§ GIVEN EXERCISE: Can you transcribe every entry word for word, skipping the images?

§ EXERCISE INPUT:
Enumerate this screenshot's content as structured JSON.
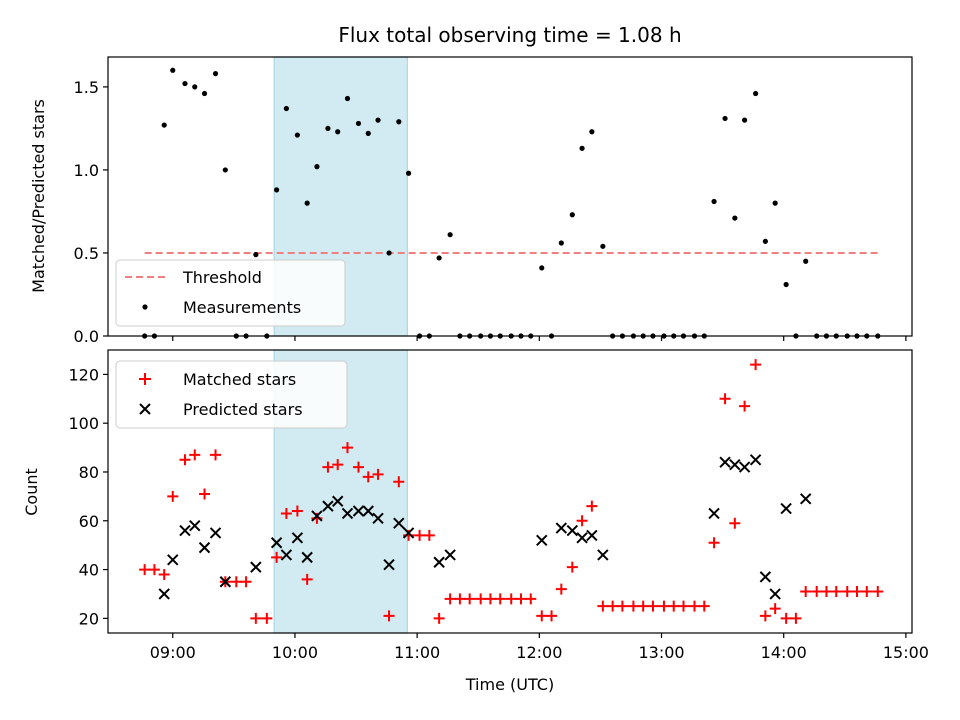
{
  "chart_data": [
    {
      "type": "scatter",
      "title": "Flux total observing time = 1.08 h",
      "xlabel": "",
      "ylabel": "Matched/Predicted stars",
      "ylim": [
        0,
        1.68
      ],
      "yticks": [
        0.0,
        0.5,
        1.0,
        1.5
      ],
      "ytick_labels": [
        "0.0",
        "0.5",
        "1.0",
        "1.5"
      ],
      "x_axis": "time of day (hours, UTC)",
      "xlim": [
        8.47,
        15.05
      ],
      "shaded_interval": [
        9.83,
        10.92
      ],
      "shade_color": "#add8e6",
      "legend_location": "lower-left",
      "series": [
        {
          "name": "Threshold",
          "kind": "dashed-line",
          "color": "#f08080",
          "x": [
            8.77,
            14.77
          ],
          "y": [
            0.5,
            0.5
          ]
        },
        {
          "name": "Measurements",
          "kind": "dots",
          "color": "#000000",
          "x": [
            8.77,
            8.85,
            8.93,
            9.0,
            9.1,
            9.18,
            9.26,
            9.35,
            9.43,
            9.52,
            9.6,
            9.68,
            9.77,
            9.85,
            9.93,
            10.02,
            10.1,
            10.18,
            10.27,
            10.35,
            10.43,
            10.52,
            10.6,
            10.68,
            10.77,
            10.85,
            10.93,
            11.02,
            11.1,
            11.18,
            11.27,
            11.35,
            11.43,
            11.52,
            11.6,
            11.68,
            11.77,
            11.85,
            11.93,
            12.02,
            12.1,
            12.18,
            12.27,
            12.35,
            12.43,
            12.52,
            12.6,
            12.68,
            12.77,
            12.85,
            12.93,
            13.02,
            13.1,
            13.18,
            13.27,
            13.35,
            13.43,
            13.52,
            13.6,
            13.68,
            13.77,
            13.85,
            13.93,
            14.02,
            14.1,
            14.18,
            14.27,
            14.35,
            14.43,
            14.52,
            14.6,
            14.68,
            14.77
          ],
          "y": [
            0,
            0,
            1.27,
            1.6,
            1.52,
            1.5,
            1.46,
            1.58,
            1.0,
            0,
            0,
            0.49,
            0,
            0.88,
            1.37,
            1.21,
            0.8,
            1.02,
            1.25,
            1.23,
            1.43,
            1.28,
            1.22,
            1.3,
            0.5,
            1.29,
            0.98,
            0,
            0,
            0.47,
            0.61,
            0,
            0,
            0,
            0,
            0,
            0,
            0,
            0,
            0.41,
            0,
            0.56,
            0.73,
            1.13,
            1.23,
            0.54,
            0,
            0,
            0,
            0,
            0,
            0,
            0,
            0,
            0,
            0,
            0.81,
            1.31,
            0.71,
            1.3,
            1.46,
            0.57,
            0.8,
            0.31,
            0,
            0.45,
            0,
            0,
            0,
            0,
            0,
            0,
            0
          ]
        }
      ]
    },
    {
      "type": "scatter",
      "title": "",
      "xlabel": "Time (UTC)",
      "ylabel": "Count",
      "ylim": [
        14,
        130
      ],
      "yticks": [
        20,
        40,
        60,
        80,
        100,
        120
      ],
      "ytick_labels": [
        "20",
        "40",
        "60",
        "80",
        "100",
        "120"
      ],
      "xticks": [
        9,
        10,
        11,
        12,
        13,
        14,
        15
      ],
      "xtick_labels": [
        "09:00",
        "10:00",
        "11:00",
        "12:00",
        "13:00",
        "14:00",
        "15:00"
      ],
      "xlim": [
        8.47,
        15.05
      ],
      "shaded_interval": [
        9.83,
        10.92
      ],
      "shade_color": "#add8e6",
      "legend_location": "upper-left",
      "series": [
        {
          "name": "Matched stars",
          "marker": "plus",
          "color": "#ff0000",
          "x": [
            8.77,
            8.85,
            8.93,
            9.0,
            9.1,
            9.18,
            9.26,
            9.35,
            9.43,
            9.52,
            9.6,
            9.68,
            9.77,
            9.85,
            9.93,
            10.02,
            10.1,
            10.18,
            10.27,
            10.35,
            10.43,
            10.52,
            10.6,
            10.68,
            10.77,
            10.85,
            10.93,
            11.02,
            11.1,
            11.18,
            11.27,
            11.35,
            11.43,
            11.52,
            11.6,
            11.68,
            11.77,
            11.85,
            11.93,
            12.02,
            12.1,
            12.18,
            12.27,
            12.35,
            12.43,
            12.52,
            12.6,
            12.68,
            12.77,
            12.85,
            12.93,
            13.02,
            13.1,
            13.18,
            13.27,
            13.35,
            13.43,
            13.52,
            13.6,
            13.68,
            13.77,
            13.85,
            13.93,
            14.02,
            14.1,
            14.18,
            14.27,
            14.35,
            14.43,
            14.52,
            14.6,
            14.68,
            14.77
          ],
          "y": [
            40,
            40,
            38,
            70,
            85,
            87,
            71,
            87,
            35,
            35,
            35,
            20,
            20,
            45,
            63,
            64,
            36,
            61,
            82,
            83,
            90,
            82,
            78,
            79,
            21,
            76,
            54,
            54,
            54,
            20,
            28,
            28,
            28,
            28,
            28,
            28,
            28,
            28,
            28,
            21,
            21,
            32,
            41,
            60,
            66,
            25,
            25,
            25,
            25,
            25,
            25,
            25,
            25,
            25,
            25,
            25,
            51,
            110,
            59,
            107,
            124,
            21,
            24,
            20,
            20,
            31,
            31,
            31,
            31,
            31,
            31,
            31,
            31
          ]
        },
        {
          "name": "Predicted stars",
          "marker": "x",
          "color": "#000000",
          "x": [
            8.93,
            9.0,
            9.1,
            9.18,
            9.26,
            9.35,
            9.43,
            9.68,
            9.85,
            9.93,
            10.02,
            10.1,
            10.18,
            10.27,
            10.35,
            10.43,
            10.52,
            10.6,
            10.68,
            10.77,
            10.85,
            10.93,
            11.18,
            11.27,
            12.02,
            12.18,
            12.27,
            12.35,
            12.43,
            12.52,
            13.43,
            13.52,
            13.6,
            13.68,
            13.77,
            13.85,
            13.93,
            14.02,
            14.18
          ],
          "y": [
            30,
            44,
            56,
            58,
            49,
            55,
            35,
            41,
            51,
            46,
            53,
            45,
            62,
            66,
            68,
            63,
            64,
            64,
            61,
            42,
            59,
            55,
            43,
            46,
            52,
            57,
            56,
            53,
            54,
            46,
            63,
            84,
            83,
            82,
            85,
            37,
            30,
            65,
            69
          ]
        }
      ]
    }
  ]
}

§ SOLUTION TO THE PROBLEM:
Enumerate this screenshot's content as structured JSON.
{
  "chart_data": [
    {
      "type": "scatter",
      "title": "Flux total observing time = 1.08 h",
      "xlabel": "",
      "ylabel": "Matched/Predicted stars",
      "ylim": [
        0,
        1.68
      ],
      "yticks": [
        0.0,
        0.5,
        1.0,
        1.5
      ],
      "ytick_labels": [
        "0.0",
        "0.5",
        "1.0",
        "1.5"
      ],
      "x_axis": "time of day (hours, UTC)",
      "xlim": [
        8.47,
        15.05
      ],
      "shaded_interval": [
        9.83,
        10.92
      ],
      "shade_color": "#add8e6",
      "legend_location": "lower-left",
      "series": [
        {
          "name": "Threshold",
          "kind": "dashed-line",
          "color": "#f08080",
          "x": [
            8.77,
            14.77
          ],
          "y": [
            0.5,
            0.5
          ]
        },
        {
          "name": "Measurements",
          "kind": "dots",
          "color": "#000000",
          "x": [
            8.77,
            8.85,
            8.93,
            9.0,
            9.1,
            9.18,
            9.26,
            9.35,
            9.43,
            9.52,
            9.6,
            9.68,
            9.77,
            9.85,
            9.93,
            10.02,
            10.1,
            10.18,
            10.27,
            10.35,
            10.43,
            10.52,
            10.6,
            10.68,
            10.77,
            10.85,
            10.93,
            11.02,
            11.1,
            11.18,
            11.27,
            11.35,
            11.43,
            11.52,
            11.6,
            11.68,
            11.77,
            11.85,
            11.93,
            12.02,
            12.1,
            12.18,
            12.27,
            12.35,
            12.43,
            12.52,
            12.6,
            12.68,
            12.77,
            12.85,
            12.93,
            13.02,
            13.1,
            13.18,
            13.27,
            13.35,
            13.43,
            13.52,
            13.6,
            13.68,
            13.77,
            13.85,
            13.93,
            14.02,
            14.1,
            14.18,
            14.27,
            14.35,
            14.43,
            14.52,
            14.6,
            14.68,
            14.77
          ],
          "y": [
            0,
            0,
            1.27,
            1.6,
            1.52,
            1.5,
            1.46,
            1.58,
            1.0,
            0,
            0,
            0.49,
            0,
            0.88,
            1.37,
            1.21,
            0.8,
            1.02,
            1.25,
            1.23,
            1.43,
            1.28,
            1.22,
            1.3,
            0.5,
            1.29,
            0.98,
            0,
            0,
            0.47,
            0.61,
            0,
            0,
            0,
            0,
            0,
            0,
            0,
            0,
            0.41,
            0,
            0.56,
            0.73,
            1.13,
            1.23,
            0.54,
            0,
            0,
            0,
            0,
            0,
            0,
            0,
            0,
            0,
            0,
            0.81,
            1.31,
            0.71,
            1.3,
            1.46,
            0.57,
            0.8,
            0.31,
            0,
            0.45,
            0,
            0,
            0,
            0,
            0,
            0,
            0
          ]
        }
      ]
    },
    {
      "type": "scatter",
      "title": "",
      "xlabel": "Time (UTC)",
      "ylabel": "Count",
      "ylim": [
        14,
        130
      ],
      "yticks": [
        20,
        40,
        60,
        80,
        100,
        120
      ],
      "ytick_labels": [
        "20",
        "40",
        "60",
        "80",
        "100",
        "120"
      ],
      "xticks": [
        9,
        10,
        11,
        12,
        13,
        14,
        15
      ],
      "xtick_labels": [
        "09:00",
        "10:00",
        "11:00",
        "12:00",
        "13:00",
        "14:00",
        "15:00"
      ],
      "xlim": [
        8.47,
        15.05
      ],
      "shaded_interval": [
        9.83,
        10.92
      ],
      "shade_color": "#add8e6",
      "legend_location": "upper-left",
      "series": [
        {
          "name": "Matched stars",
          "marker": "plus",
          "color": "#ff0000",
          "x": [
            8.77,
            8.85,
            8.93,
            9.0,
            9.1,
            9.18,
            9.26,
            9.35,
            9.43,
            9.52,
            9.6,
            9.68,
            9.77,
            9.85,
            9.93,
            10.02,
            10.1,
            10.18,
            10.27,
            10.35,
            10.43,
            10.52,
            10.6,
            10.68,
            10.77,
            10.85,
            10.93,
            11.02,
            11.1,
            11.18,
            11.27,
            11.35,
            11.43,
            11.52,
            11.6,
            11.68,
            11.77,
            11.85,
            11.93,
            12.02,
            12.1,
            12.18,
            12.27,
            12.35,
            12.43,
            12.52,
            12.6,
            12.68,
            12.77,
            12.85,
            12.93,
            13.02,
            13.1,
            13.18,
            13.27,
            13.35,
            13.43,
            13.52,
            13.6,
            13.68,
            13.77,
            13.85,
            13.93,
            14.02,
            14.1,
            14.18,
            14.27,
            14.35,
            14.43,
            14.52,
            14.6,
            14.68,
            14.77
          ],
          "y": [
            40,
            40,
            38,
            70,
            85,
            87,
            71,
            87,
            35,
            35,
            35,
            20,
            20,
            45,
            63,
            64,
            36,
            61,
            82,
            83,
            90,
            82,
            78,
            79,
            21,
            76,
            54,
            54,
            54,
            20,
            28,
            28,
            28,
            28,
            28,
            28,
            28,
            28,
            28,
            21,
            21,
            32,
            41,
            60,
            66,
            25,
            25,
            25,
            25,
            25,
            25,
            25,
            25,
            25,
            25,
            25,
            51,
            110,
            59,
            107,
            124,
            21,
            24,
            20,
            20,
            31,
            31,
            31,
            31,
            31,
            31,
            31,
            31
          ]
        },
        {
          "name": "Predicted stars",
          "marker": "x",
          "color": "#000000",
          "x": [
            8.93,
            9.0,
            9.1,
            9.18,
            9.26,
            9.35,
            9.43,
            9.68,
            9.85,
            9.93,
            10.02,
            10.1,
            10.18,
            10.27,
            10.35,
            10.43,
            10.52,
            10.6,
            10.68,
            10.77,
            10.85,
            10.93,
            11.18,
            11.27,
            12.02,
            12.18,
            12.27,
            12.35,
            12.43,
            12.52,
            13.43,
            13.52,
            13.6,
            13.68,
            13.77,
            13.85,
            13.93,
            14.02,
            14.18
          ],
          "y": [
            30,
            44,
            56,
            58,
            49,
            55,
            35,
            41,
            51,
            46,
            53,
            45,
            62,
            66,
            68,
            63,
            64,
            64,
            61,
            42,
            59,
            55,
            43,
            46,
            52,
            57,
            56,
            53,
            54,
            46,
            63,
            84,
            83,
            82,
            85,
            37,
            30,
            65,
            69
          ]
        }
      ]
    }
  ]
}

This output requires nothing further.